** Start of Listed entries **
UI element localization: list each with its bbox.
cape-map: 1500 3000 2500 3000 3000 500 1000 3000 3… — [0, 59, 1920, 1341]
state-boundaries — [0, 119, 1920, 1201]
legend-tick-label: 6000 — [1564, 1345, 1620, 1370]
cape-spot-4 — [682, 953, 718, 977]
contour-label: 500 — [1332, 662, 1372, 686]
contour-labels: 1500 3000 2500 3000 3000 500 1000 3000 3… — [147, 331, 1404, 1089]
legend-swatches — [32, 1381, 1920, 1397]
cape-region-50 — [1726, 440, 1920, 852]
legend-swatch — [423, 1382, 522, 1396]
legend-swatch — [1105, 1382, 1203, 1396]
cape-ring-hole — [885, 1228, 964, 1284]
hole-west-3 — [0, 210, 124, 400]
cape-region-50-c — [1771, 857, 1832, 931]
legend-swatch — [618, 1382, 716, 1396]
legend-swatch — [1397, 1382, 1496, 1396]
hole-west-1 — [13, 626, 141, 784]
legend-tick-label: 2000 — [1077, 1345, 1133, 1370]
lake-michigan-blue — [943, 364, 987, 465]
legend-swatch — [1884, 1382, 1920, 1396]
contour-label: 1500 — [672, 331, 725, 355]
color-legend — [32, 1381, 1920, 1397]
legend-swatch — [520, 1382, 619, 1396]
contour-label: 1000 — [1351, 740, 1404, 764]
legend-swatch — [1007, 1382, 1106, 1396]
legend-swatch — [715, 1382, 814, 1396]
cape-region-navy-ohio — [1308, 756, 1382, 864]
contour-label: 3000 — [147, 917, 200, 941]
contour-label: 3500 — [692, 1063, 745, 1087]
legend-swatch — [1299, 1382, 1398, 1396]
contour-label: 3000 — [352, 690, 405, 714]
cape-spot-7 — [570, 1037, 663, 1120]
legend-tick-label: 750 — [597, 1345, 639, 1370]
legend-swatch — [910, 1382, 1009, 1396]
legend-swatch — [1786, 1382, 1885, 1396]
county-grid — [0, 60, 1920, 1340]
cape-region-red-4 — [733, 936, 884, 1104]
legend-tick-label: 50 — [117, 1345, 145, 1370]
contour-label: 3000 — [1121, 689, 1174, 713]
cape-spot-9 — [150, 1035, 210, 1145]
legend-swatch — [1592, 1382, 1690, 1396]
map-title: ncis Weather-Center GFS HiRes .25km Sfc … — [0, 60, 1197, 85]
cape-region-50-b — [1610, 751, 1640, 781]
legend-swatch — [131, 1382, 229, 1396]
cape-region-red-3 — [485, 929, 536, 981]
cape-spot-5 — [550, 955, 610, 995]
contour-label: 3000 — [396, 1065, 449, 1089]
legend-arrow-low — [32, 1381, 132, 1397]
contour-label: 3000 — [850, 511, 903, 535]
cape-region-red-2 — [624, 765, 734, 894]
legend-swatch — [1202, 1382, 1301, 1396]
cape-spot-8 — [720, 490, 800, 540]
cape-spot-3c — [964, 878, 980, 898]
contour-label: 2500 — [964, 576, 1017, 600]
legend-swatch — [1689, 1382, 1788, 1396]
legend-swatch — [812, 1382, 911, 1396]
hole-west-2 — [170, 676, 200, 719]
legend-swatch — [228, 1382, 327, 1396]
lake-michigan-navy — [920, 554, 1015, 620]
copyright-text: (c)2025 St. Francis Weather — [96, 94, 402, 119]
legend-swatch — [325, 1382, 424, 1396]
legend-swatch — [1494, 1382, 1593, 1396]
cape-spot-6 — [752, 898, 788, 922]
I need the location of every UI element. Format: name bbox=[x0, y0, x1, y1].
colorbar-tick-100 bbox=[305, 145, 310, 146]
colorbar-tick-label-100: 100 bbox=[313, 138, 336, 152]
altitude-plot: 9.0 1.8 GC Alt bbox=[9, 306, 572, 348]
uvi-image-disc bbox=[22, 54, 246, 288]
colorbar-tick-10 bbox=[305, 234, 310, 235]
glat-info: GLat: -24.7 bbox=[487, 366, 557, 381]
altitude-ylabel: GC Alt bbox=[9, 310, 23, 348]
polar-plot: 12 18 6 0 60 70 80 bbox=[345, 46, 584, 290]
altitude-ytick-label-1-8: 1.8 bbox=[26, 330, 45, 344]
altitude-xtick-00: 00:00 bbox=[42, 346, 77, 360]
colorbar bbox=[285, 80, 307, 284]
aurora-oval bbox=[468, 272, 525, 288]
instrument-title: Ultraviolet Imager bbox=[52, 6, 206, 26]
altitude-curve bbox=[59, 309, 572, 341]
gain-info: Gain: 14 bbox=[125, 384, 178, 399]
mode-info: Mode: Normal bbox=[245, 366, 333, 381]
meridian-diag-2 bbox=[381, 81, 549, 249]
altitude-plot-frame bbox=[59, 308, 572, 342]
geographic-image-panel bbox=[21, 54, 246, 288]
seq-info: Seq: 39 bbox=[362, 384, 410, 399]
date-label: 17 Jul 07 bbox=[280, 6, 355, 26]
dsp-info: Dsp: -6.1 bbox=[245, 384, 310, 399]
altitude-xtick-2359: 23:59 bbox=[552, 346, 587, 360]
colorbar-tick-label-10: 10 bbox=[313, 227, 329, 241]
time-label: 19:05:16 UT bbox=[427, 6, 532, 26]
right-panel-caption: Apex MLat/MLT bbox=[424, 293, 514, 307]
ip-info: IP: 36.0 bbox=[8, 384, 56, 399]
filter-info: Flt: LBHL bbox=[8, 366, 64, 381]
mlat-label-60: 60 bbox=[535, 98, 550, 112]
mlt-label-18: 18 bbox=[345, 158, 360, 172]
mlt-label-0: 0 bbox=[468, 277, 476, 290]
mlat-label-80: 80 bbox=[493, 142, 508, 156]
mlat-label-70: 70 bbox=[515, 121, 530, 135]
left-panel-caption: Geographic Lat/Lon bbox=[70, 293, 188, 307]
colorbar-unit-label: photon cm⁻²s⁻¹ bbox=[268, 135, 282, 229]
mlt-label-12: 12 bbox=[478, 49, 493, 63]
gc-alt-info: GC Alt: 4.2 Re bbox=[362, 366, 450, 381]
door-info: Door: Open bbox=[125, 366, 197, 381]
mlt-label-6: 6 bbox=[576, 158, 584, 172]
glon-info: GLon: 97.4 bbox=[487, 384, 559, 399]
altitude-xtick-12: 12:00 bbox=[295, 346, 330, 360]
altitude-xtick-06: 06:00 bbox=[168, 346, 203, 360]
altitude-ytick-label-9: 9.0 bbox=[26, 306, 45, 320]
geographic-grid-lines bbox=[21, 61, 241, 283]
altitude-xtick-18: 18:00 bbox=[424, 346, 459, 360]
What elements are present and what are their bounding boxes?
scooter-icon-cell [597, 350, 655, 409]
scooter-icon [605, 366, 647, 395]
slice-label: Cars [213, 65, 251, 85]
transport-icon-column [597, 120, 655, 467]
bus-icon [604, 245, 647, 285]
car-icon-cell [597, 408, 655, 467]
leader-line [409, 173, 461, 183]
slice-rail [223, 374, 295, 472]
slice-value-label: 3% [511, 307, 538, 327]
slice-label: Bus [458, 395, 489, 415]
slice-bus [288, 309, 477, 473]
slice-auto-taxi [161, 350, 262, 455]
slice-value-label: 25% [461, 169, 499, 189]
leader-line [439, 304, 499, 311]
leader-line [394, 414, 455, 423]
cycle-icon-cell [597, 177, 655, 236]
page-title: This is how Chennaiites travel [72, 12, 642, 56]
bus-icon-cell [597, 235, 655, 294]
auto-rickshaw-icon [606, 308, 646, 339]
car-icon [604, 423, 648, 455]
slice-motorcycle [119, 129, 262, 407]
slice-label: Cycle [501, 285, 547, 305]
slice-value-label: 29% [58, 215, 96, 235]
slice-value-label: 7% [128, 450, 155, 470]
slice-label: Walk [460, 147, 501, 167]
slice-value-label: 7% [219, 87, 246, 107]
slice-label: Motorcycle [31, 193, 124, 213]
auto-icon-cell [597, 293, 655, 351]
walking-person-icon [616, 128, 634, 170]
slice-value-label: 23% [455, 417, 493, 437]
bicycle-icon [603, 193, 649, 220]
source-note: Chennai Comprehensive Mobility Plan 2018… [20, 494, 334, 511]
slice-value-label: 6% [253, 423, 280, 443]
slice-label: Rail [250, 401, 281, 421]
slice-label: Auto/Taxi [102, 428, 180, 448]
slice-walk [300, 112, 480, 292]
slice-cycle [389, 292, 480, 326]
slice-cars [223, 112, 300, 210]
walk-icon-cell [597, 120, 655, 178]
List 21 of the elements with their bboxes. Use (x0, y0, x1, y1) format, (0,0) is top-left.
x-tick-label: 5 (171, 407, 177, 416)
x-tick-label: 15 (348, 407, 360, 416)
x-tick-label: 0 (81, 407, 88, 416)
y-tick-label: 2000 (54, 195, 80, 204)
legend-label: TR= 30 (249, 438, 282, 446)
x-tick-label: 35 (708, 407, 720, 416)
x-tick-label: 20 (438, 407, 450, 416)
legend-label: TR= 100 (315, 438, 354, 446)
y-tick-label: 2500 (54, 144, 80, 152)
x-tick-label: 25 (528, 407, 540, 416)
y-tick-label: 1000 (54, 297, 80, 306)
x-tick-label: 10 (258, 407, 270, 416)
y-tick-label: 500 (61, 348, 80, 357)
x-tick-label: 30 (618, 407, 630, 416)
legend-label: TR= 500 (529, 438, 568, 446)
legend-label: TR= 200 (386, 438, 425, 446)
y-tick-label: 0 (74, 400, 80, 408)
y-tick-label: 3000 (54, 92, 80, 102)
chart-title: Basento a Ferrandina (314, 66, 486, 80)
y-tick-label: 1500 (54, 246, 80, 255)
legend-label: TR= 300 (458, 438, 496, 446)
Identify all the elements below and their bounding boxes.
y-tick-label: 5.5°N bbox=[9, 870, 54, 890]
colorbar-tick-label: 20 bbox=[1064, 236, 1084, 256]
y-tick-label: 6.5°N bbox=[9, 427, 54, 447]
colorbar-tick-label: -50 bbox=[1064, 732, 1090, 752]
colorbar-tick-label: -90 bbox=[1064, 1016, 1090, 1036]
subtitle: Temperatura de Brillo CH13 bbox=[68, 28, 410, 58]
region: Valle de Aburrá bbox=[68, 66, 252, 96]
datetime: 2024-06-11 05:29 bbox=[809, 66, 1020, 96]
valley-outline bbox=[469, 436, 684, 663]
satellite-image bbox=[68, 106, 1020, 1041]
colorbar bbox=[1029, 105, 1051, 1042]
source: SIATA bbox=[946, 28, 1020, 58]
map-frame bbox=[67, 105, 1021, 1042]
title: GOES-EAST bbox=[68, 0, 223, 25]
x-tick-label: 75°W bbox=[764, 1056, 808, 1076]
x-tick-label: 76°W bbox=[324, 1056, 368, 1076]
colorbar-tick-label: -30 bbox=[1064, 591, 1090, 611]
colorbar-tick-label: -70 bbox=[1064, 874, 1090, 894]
** End of Listed entries **
# What you will do:
Can you repeat, word for word, every line from the start of the records up to and including the line with "contour-label: 500 — [1332, 662, 1372, 686]"?

# Complete response:
UI element localization: list each with its bbox.
cape-map: 1500 3000 2500 3000 3000 500 1000 3000 3… — [0, 59, 1920, 1341]
state-boundaries — [0, 119, 1920, 1201]
legend-tick-label: 6000 — [1564, 1345, 1620, 1370]
cape-spot-4 — [682, 953, 718, 977]
contour-label: 500 — [1332, 662, 1372, 686]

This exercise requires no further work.